▶ _Data_

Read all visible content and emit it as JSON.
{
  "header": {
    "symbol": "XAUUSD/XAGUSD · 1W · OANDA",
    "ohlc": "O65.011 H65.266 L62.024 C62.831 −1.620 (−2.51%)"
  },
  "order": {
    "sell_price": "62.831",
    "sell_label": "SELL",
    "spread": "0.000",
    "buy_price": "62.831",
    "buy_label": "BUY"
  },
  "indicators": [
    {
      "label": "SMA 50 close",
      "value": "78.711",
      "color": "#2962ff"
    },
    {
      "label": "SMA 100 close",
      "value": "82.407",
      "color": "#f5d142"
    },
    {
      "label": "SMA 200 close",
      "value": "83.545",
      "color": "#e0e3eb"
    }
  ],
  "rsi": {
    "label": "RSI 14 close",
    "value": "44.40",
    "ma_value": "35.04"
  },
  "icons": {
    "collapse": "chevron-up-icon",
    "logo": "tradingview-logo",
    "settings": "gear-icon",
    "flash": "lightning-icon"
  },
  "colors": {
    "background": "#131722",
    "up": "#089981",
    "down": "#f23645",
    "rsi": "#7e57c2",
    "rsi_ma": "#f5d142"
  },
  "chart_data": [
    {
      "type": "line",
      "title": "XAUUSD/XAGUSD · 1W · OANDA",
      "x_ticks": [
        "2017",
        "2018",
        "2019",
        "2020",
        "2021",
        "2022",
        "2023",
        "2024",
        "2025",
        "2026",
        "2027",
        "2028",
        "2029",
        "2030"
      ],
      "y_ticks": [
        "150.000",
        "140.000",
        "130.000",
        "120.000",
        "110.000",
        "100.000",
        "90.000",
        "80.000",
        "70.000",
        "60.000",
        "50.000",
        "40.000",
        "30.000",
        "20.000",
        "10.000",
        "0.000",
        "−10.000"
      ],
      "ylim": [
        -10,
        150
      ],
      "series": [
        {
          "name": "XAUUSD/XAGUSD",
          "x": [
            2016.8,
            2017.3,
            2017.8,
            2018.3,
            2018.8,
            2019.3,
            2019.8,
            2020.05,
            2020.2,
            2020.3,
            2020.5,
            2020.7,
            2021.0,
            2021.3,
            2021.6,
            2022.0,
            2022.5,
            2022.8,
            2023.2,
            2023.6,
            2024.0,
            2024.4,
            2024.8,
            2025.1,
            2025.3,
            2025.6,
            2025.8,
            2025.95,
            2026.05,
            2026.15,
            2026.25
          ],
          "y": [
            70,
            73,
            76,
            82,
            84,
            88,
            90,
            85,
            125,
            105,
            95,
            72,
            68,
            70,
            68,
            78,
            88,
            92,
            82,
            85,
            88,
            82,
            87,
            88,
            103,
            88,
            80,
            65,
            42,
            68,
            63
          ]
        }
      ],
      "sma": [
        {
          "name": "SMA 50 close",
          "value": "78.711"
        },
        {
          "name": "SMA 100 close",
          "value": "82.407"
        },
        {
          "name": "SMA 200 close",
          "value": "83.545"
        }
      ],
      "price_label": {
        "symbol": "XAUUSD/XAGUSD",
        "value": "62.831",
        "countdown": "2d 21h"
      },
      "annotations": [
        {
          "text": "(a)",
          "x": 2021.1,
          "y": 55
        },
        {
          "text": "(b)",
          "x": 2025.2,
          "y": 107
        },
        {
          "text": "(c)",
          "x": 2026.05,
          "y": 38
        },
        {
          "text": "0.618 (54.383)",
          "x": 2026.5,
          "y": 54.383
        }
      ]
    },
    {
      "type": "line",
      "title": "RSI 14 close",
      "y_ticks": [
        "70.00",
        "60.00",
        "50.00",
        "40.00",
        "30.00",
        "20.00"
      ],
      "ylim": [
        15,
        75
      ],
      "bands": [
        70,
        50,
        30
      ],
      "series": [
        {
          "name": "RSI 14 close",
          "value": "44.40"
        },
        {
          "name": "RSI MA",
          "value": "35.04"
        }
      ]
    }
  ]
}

▶ _The request_
Repeat each record exactly. Omit nothing.

▶ _Task answer_
Read all visible content and emit it as JSON.
{
  "header": {
    "symbol": "XAUUSD/XAGUSD · 1W · OANDA",
    "ohlc": "O65.011 H65.266 L62.024 C62.831 −1.620 (−2.51%)"
  },
  "order": {
    "sell_price": "62.831",
    "sell_label": "SELL",
    "spread": "0.000",
    "buy_price": "62.831",
    "buy_label": "BUY"
  },
  "indicators": [
    {
      "label": "SMA 50 close",
      "value": "78.711",
      "color": "#2962ff"
    },
    {
      "label": "SMA 100 close",
      "value": "82.407",
      "color": "#f5d142"
    },
    {
      "label": "SMA 200 close",
      "value": "83.545",
      "color": "#e0e3eb"
    }
  ],
  "rsi": {
    "label": "RSI 14 close",
    "value": "44.40",
    "ma_value": "35.04"
  },
  "icons": {
    "collapse": "chevron-up-icon",
    "logo": "tradingview-logo",
    "settings": "gear-icon",
    "flash": "lightning-icon"
  },
  "colors": {
    "background": "#131722",
    "up": "#089981",
    "down": "#f23645",
    "rsi": "#7e57c2",
    "rsi_ma": "#f5d142"
  },
  "chart_data": [
    {
      "type": "line",
      "title": "XAUUSD/XAGUSD · 1W · OANDA",
      "x_ticks": [
        "2017",
        "2018",
        "2019",
        "2020",
        "2021",
        "2022",
        "2023",
        "2024",
        "2025",
        "2026",
        "2027",
        "2028",
        "2029",
        "2030"
      ],
      "y_ticks": [
        "150.000",
        "140.000",
        "130.000",
        "120.000",
        "110.000",
        "100.000",
        "90.000",
        "80.000",
        "70.000",
        "60.000",
        "50.000",
        "40.000",
        "30.000",
        "20.000",
        "10.000",
        "0.000",
        "−10.000"
      ],
      "ylim": [
        -10,
        150
      ],
      "series": [
        {
          "name": "XAUUSD/XAGUSD",
          "x": [
            2016.8,
            2017.3,
            2017.8,
            2018.3,
            2018.8,
            2019.3,
            2019.8,
            2020.05,
            2020.2,
            2020.3,
            2020.5,
            2020.7,
            2021.0,
            2021.3,
            2021.6,
            2022.0,
            2022.5,
            2022.8,
            2023.2,
            2023.6,
            2024.0,
            2024.4,
            2024.8,
            2025.1,
            2025.3,
            2025.6,
            2025.8,
            2025.95,
            2026.05,
            2026.15,
            2026.25
          ],
          "y": [
            70,
            73,
            76,
            82,
            84,
            88,
            90,
            85,
            125,
            105,
            95,
            72,
            68,
            70,
            68,
            78,
            88,
            92,
            82,
            85,
            88,
            82,
            87,
            88,
            103,
            88,
            80,
            65,
            42,
            68,
            63
          ]
        }
      ],
      "sma": [
        {
          "name": "SMA 50 close",
          "value": "78.711"
        },
        {
          "name": "SMA 100 close",
          "value": "82.407"
        },
        {
          "name": "SMA 200 close",
          "value": "83.545"
        }
      ],
      "price_label": {
        "symbol": "XAUUSD/XAGUSD",
        "value": "62.831",
        "countdown": "2d 21h"
      },
      "annotations": [
        {
          "text": "(a)",
          "x": 2021.1,
          "y": 55
        },
        {
          "text": "(b)",
          "x": 2025.2,
          "y": 107
        },
        {
          "text": "(c)",
          "x": 2026.05,
          "y": 38
        },
        {
          "text": "0.618 (54.383)",
          "x": 2026.5,
          "y": 54.383
        }
      ]
    },
    {
      "type": "line",
      "title": "RSI 14 close",
      "y_ticks": [
        "70.00",
        "60.00",
        "50.00",
        "40.00",
        "30.00",
        "20.00"
      ],
      "ylim": [
        15,
        75
      ],
      "bands": [
        70,
        50,
        30
      ],
      "series": [
        {
          "name": "RSI 14 close",
          "value": "44.40"
        },
        {
          "name": "RSI MA",
          "value": "35.04"
        }
      ]
    }
  ]
}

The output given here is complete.